** BEGIN Information shown **

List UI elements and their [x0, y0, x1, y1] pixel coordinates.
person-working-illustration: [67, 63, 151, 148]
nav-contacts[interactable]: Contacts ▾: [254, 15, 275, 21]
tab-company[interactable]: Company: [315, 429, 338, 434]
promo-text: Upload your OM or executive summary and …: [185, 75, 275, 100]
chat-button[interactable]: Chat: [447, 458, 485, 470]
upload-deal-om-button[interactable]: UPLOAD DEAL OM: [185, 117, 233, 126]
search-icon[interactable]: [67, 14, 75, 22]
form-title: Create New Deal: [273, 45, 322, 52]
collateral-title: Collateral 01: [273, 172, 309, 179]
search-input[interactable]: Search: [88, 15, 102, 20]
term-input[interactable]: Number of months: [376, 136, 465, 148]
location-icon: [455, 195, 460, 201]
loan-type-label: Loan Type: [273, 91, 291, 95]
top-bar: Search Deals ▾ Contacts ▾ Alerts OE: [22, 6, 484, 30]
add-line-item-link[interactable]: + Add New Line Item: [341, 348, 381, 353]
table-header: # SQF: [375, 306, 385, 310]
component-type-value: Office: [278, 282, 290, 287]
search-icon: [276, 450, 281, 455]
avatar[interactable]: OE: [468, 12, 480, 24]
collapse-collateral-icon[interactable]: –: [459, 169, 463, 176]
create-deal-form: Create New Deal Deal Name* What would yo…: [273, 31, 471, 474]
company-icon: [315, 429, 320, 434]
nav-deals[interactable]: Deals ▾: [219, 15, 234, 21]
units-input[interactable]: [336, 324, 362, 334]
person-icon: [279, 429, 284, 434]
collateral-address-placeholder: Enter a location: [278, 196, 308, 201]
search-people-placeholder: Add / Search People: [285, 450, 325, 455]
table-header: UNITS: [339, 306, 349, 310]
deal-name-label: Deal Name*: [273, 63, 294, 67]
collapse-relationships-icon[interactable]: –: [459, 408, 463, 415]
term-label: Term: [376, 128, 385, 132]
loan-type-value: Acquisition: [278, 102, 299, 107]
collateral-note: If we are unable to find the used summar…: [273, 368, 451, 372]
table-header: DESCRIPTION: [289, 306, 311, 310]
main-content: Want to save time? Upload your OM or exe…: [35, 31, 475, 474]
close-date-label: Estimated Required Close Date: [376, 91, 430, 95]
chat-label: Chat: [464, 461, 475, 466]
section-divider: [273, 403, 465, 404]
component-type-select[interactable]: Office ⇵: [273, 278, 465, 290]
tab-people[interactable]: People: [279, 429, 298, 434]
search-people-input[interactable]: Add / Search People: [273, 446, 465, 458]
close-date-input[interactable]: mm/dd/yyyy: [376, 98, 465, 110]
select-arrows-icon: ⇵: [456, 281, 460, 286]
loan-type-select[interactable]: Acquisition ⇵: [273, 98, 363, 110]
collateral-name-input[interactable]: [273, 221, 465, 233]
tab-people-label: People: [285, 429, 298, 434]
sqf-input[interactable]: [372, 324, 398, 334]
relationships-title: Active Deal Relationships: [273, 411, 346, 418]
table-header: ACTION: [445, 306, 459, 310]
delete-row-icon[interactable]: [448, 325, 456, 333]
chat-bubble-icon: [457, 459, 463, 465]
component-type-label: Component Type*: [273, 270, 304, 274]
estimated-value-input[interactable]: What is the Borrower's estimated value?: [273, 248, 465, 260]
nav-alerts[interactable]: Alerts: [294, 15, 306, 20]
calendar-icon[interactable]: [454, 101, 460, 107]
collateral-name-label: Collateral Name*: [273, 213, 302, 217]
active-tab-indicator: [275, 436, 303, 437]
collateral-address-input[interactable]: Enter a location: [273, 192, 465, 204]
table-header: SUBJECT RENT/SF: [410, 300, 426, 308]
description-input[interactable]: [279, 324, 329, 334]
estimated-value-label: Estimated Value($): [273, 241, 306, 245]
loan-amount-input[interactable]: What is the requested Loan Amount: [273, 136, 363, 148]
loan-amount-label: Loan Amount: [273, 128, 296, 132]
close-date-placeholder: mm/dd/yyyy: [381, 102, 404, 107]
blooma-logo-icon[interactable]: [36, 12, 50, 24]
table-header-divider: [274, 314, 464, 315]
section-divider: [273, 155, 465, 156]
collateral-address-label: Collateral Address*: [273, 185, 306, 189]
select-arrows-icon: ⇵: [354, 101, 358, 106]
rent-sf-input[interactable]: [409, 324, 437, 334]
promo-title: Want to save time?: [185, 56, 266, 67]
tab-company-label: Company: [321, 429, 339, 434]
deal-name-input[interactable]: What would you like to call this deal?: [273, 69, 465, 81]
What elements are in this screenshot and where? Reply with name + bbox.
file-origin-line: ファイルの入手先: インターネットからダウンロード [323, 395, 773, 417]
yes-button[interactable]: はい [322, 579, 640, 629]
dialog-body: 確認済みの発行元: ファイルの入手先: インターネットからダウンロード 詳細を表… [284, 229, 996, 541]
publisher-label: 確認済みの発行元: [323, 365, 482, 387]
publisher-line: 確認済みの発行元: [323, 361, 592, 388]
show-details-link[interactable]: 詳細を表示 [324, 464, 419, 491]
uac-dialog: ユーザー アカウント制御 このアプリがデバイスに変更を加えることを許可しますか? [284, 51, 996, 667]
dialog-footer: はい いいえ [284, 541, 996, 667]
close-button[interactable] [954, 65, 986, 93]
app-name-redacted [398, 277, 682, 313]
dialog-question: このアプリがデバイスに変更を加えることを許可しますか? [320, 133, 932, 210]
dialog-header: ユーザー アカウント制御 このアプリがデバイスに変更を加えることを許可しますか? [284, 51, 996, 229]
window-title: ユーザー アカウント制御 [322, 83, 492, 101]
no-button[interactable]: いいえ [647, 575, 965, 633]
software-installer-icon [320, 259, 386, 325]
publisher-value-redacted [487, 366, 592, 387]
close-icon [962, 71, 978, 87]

** END Information shown **

● Your objective
Output all of the data above verbatim, line for line, with nothing added, dropped or changed.

● Solved exercise
List UI elements and their [x0, y0, x1, y1] pixel coordinates.
person-working-illustration: [67, 63, 151, 148]
nav-contacts[interactable]: Contacts ▾: [254, 15, 275, 21]
tab-company[interactable]: Company: [315, 429, 338, 434]
promo-text: Upload your OM or executive summary and …: [185, 75, 275, 100]
chat-button[interactable]: Chat: [447, 458, 485, 470]
upload-deal-om-button[interactable]: UPLOAD DEAL OM: [185, 117, 233, 126]
search-icon[interactable]: [67, 14, 75, 22]
form-title: Create New Deal: [273, 45, 322, 52]
collateral-title: Collateral 01: [273, 172, 309, 179]
search-input[interactable]: Search: [88, 15, 102, 20]
term-input[interactable]: Number of months: [376, 136, 465, 148]
location-icon: [455, 195, 460, 201]
loan-type-label: Loan Type: [273, 91, 291, 95]
top-bar: Search Deals ▾ Contacts ▾ Alerts OE: [22, 6, 484, 30]
add-line-item-link[interactable]: + Add New Line Item: [341, 348, 381, 353]
table-header: # SQF: [375, 306, 385, 310]
component-type-value: Office: [278, 282, 290, 287]
search-icon: [276, 450, 281, 455]
avatar[interactable]: OE: [468, 12, 480, 24]
collapse-collateral-icon[interactable]: –: [459, 169, 463, 176]
create-deal-form: Create New Deal Deal Name* What would yo…: [273, 31, 471, 474]
company-icon: [315, 429, 320, 434]
nav-deals[interactable]: Deals ▾: [219, 15, 234, 21]
units-input[interactable]: [336, 324, 362, 334]
person-icon: [279, 429, 284, 434]
collateral-address-placeholder: Enter a location: [278, 196, 308, 201]
search-people-placeholder: Add / Search People: [285, 450, 325, 455]
table-header: UNITS: [339, 306, 349, 310]
deal-name-label: Deal Name*: [273, 63, 294, 67]
collapse-relationships-icon[interactable]: –: [459, 408, 463, 415]
term-label: Term: [376, 128, 385, 132]
loan-type-value: Acquisition: [278, 102, 299, 107]
collateral-note: If we are unable to find the used summar…: [273, 368, 451, 372]
table-header: DESCRIPTION: [289, 306, 311, 310]
main-content: Want to save time? Upload your OM or exe…: [35, 31, 475, 474]
close-date-label: Estimated Required Close Date: [376, 91, 430, 95]
chat-label: Chat: [464, 461, 475, 466]
section-divider: [273, 403, 465, 404]
component-type-select[interactable]: Office ⇵: [273, 278, 465, 290]
tab-people[interactable]: People: [279, 429, 298, 434]
search-people-input[interactable]: Add / Search People: [273, 446, 465, 458]
close-date-input[interactable]: mm/dd/yyyy: [376, 98, 465, 110]
select-arrows-icon: ⇵: [456, 281, 460, 286]
loan-type-select[interactable]: Acquisition ⇵: [273, 98, 363, 110]
collateral-name-input[interactable]: [273, 221, 465, 233]
tab-people-label: People: [285, 429, 298, 434]
sqf-input[interactable]: [372, 324, 398, 334]
relationships-title: Active Deal Relationships: [273, 411, 346, 418]
table-header: ACTION: [445, 306, 459, 310]
delete-row-icon[interactable]: [448, 325, 456, 333]
chat-bubble-icon: [457, 459, 463, 465]
component-type-label: Component Type*: [273, 270, 304, 274]
estimated-value-input[interactable]: What is the Borrower's estimated value?: [273, 248, 465, 260]
nav-alerts[interactable]: Alerts: [294, 15, 306, 20]
calendar-icon[interactable]: [454, 101, 460, 107]
collateral-name-label: Collateral Name*: [273, 213, 302, 217]
active-tab-indicator: [275, 436, 303, 437]
collateral-address-input[interactable]: Enter a location: [273, 192, 465, 204]
table-header: SUBJECT RENT/SF: [410, 300, 426, 308]
description-input[interactable]: [279, 324, 329, 334]
estimated-value-label: Estimated Value($): [273, 241, 306, 245]
loan-amount-input[interactable]: What is the requested Loan Amount: [273, 136, 363, 148]
loan-amount-label: Loan Amount: [273, 128, 296, 132]
close-date-placeholder: mm/dd/yyyy: [381, 102, 404, 107]
blooma-logo-icon[interactable]: [36, 12, 50, 24]
table-header-divider: [274, 314, 464, 315]
section-divider: [273, 155, 465, 156]
collateral-address-label: Collateral Address*: [273, 185, 306, 189]
select-arrows-icon: ⇵: [354, 101, 358, 106]
rent-sf-input[interactable]: [409, 324, 437, 334]
promo-title: Want to save time?: [185, 56, 266, 67]
tab-company-label: Company: [321, 429, 339, 434]
deal-name-input[interactable]: What would you like to call this deal?: [273, 69, 465, 81]
What elements are in this screenshot and where? Reply with name + bbox.
file-origin-line: ファイルの入手先: インターネットからダウンロード [323, 395, 773, 417]
yes-button[interactable]: はい [322, 579, 640, 629]
dialog-body: 確認済みの発行元: ファイルの入手先: インターネットからダウンロード 詳細を表… [284, 229, 996, 541]
publisher-label: 確認済みの発行元: [323, 365, 482, 387]
publisher-line: 確認済みの発行元: [323, 361, 592, 388]
show-details-link[interactable]: 詳細を表示 [324, 464, 419, 491]
uac-dialog: ユーザー アカウント制御 このアプリがデバイスに変更を加えることを許可しますか? [284, 51, 996, 667]
dialog-footer: はい いいえ [284, 541, 996, 667]
close-button[interactable] [954, 65, 986, 93]
app-name-redacted [398, 277, 682, 313]
dialog-question: このアプリがデバイスに変更を加えることを許可しますか? [320, 133, 932, 210]
dialog-header: ユーザー アカウント制御 このアプリがデバイスに変更を加えることを許可しますか? [284, 51, 996, 229]
window-title: ユーザー アカウント制御 [322, 83, 492, 101]
no-button[interactable]: いいえ [647, 575, 965, 633]
software-installer-icon [320, 259, 386, 325]
publisher-value-redacted [487, 366, 592, 387]
close-icon [962, 71, 978, 87]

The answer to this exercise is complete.